Given instruction:
Copy nothing but the text: repeat each entry exactly and drop the images.

────────

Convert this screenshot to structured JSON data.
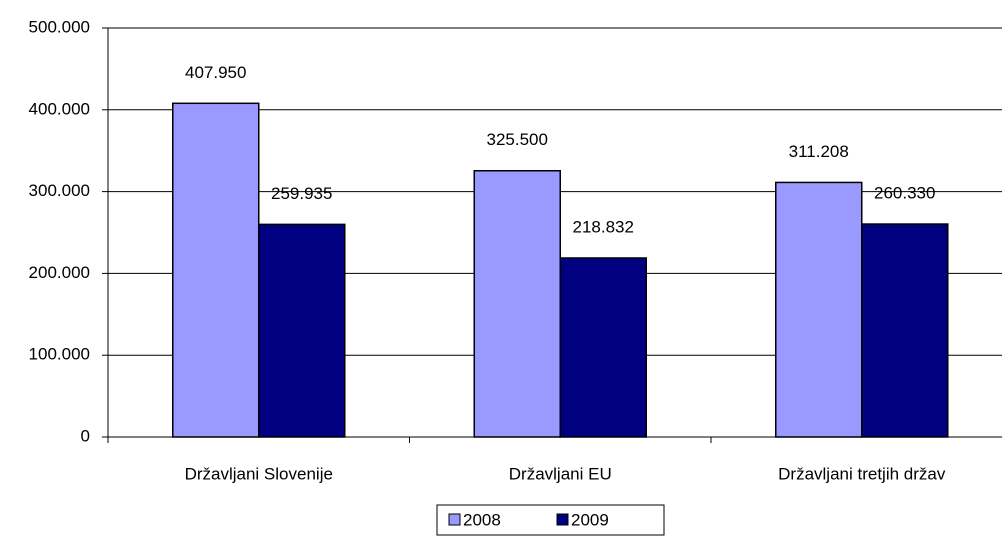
{
  "chart_data": {
    "type": "bar",
    "categories": [
      "Državljani Slovenije",
      "Državljani EU",
      "Državljani tretjih držav"
    ],
    "series": [
      {
        "name": "2008",
        "color": "#9999ff",
        "values": [
          407950,
          325500,
          311208
        ],
        "value_labels": [
          "407.950",
          "325.500",
          "311.208"
        ]
      },
      {
        "name": "2009",
        "color": "#000080",
        "values": [
          259935,
          218832,
          260330
        ],
        "value_labels": [
          "259.935",
          "218.832",
          "260.330"
        ]
      }
    ],
    "ylim": [
      0,
      500000
    ],
    "yticks": [
      0,
      {
        "value": 100000,
        "label": "100.000"
      },
      {
        "value": 200000,
        "label": "200.000"
      },
      {
        "value": 300000,
        "label": "300.000"
      },
      {
        "value": 400000,
        "label": "400.000"
      },
      {
        "value": 500000,
        "label": "500.000"
      }
    ],
    "grid": true,
    "legend": "bottom"
  }
}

────────

Answer for the task:
Convert this screenshot to structured JSON data.
{
  "chart_data": {
    "type": "bar",
    "categories": [
      "Državljani Slovenije",
      "Državljani EU",
      "Državljani tretjih držav"
    ],
    "series": [
      {
        "name": "2008",
        "color": "#9999ff",
        "values": [
          407950,
          325500,
          311208
        ],
        "value_labels": [
          "407.950",
          "325.500",
          "311.208"
        ]
      },
      {
        "name": "2009",
        "color": "#000080",
        "values": [
          259935,
          218832,
          260330
        ],
        "value_labels": [
          "259.935",
          "218.832",
          "260.330"
        ]
      }
    ],
    "ylim": [
      0,
      500000
    ],
    "yticks": [
      0,
      {
        "value": 100000,
        "label": "100.000"
      },
      {
        "value": 200000,
        "label": "200.000"
      },
      {
        "value": 300000,
        "label": "300.000"
      },
      {
        "value": 400000,
        "label": "400.000"
      },
      {
        "value": 500000,
        "label": "500.000"
      }
    ],
    "grid": true,
    "legend": "bottom"
  }
}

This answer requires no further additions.